(TEXT PASSAGE Opens)

Primaries leave sour taste

At the beginning of the 2015-16 school year, during the first editorial meeting the Advocate had, we discussed Donald Trump. At the time we decided to table the topic, to avoid giving The Donald the media attention that was helping to create a media-mogul-monster.

Well, we were wrong. Whether it started as a publicity stunt or not is irrelevant, as all signs now point to go for a general election in November with Donald Trump leading the Republican Party ticket.

At this point, the stage for the presidential showdown is set: Clinton vs. Trump. Yet somehow the majority of the nation very clearly wants neither of these candidates.

Every four years it seems like America is forced to choose between the lesser of two evils, and the reason is this: The two-party system has become so large and pervasive that voters’ logic becomes “Well, this isn’t the candidate that I really want, but the person I would elect doesn’t have a shot at winning, so I might as well vote for someone where my vote will mean something.”

But that logic is what keeps us from getting the elected officials we actually want. Our current system would work if everyone voted how they truly felt, instead of abiding by party lines. If so, the problem would solve itself – but that’s a tall order, one easier said than done.

(TEXT PASSAGE Closes)
(RECORDS SHOWN Opens)

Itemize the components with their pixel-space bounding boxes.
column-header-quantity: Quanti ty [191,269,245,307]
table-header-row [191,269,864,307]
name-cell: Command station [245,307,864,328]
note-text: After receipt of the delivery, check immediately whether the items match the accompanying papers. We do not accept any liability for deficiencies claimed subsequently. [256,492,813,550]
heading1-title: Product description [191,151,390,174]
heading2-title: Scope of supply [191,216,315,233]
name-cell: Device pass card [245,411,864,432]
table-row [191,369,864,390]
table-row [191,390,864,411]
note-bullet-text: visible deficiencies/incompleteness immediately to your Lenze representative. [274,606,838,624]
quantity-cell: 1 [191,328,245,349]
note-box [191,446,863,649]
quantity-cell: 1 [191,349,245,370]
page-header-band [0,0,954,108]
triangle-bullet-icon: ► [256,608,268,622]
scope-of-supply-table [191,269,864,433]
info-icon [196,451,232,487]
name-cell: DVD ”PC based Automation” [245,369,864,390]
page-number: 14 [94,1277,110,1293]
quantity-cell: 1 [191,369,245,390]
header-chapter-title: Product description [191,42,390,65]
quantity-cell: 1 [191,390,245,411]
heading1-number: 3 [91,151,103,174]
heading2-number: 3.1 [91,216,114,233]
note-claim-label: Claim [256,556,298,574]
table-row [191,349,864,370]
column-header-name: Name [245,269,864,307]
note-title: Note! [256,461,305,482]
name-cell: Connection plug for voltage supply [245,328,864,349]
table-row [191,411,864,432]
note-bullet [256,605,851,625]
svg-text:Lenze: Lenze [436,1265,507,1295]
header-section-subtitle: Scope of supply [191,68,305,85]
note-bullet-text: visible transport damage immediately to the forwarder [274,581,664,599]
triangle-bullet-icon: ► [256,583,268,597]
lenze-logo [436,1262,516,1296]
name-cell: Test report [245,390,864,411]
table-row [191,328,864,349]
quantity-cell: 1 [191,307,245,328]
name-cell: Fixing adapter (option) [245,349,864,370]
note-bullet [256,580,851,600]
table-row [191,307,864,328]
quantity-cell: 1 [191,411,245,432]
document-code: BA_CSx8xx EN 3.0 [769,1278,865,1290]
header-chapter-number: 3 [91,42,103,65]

(RECORDS SHOWN Closes)

TASKS TO CARRY OUT:
1/ Answer these questions about the editorial on the primaries:
(a) When did the Advocate first discuss Donald Trump?
(b) Which matchup is set for the presidential showdown?
(c) What would make the current system work?
2/ Pick up the editorial on the primaries and keep writing it from the end of its last sentence.

ANSWER SECTION:
1/
(a) At the beginning of the 2015-16 school year, during its first editorial meeting.
(b) Clinton vs. Trump.
(c) Everyone voting how they truly felt instead of abiding by party lines.

2/
There’s a quicker way to fix it within our system: change how we vote! If voters had second and third options for candidates, they no longer have reason not to vote for whoever they truly want. Let’s say a voter does pick a candidate highly unlikely to win: He or she fills the ballot out, and casts their first vote for our well-meaning, small-time, civic activist, who then loses the race. Then, the voter’s second vote counts for another candidate, until they’re eliminated, and so on.

It’s called Instant runoff voting, and while it’s been tried in other countries it’s never caught on in the U.S.

If there’s one thing that Trump and Hillary have shown us throughout this slew of state primary contests, it’s that there is a growing anti-establishment sentiment among Americans. And a good start to sating that frustration would be a voting system in which people aren’t forced to choose who they hate less.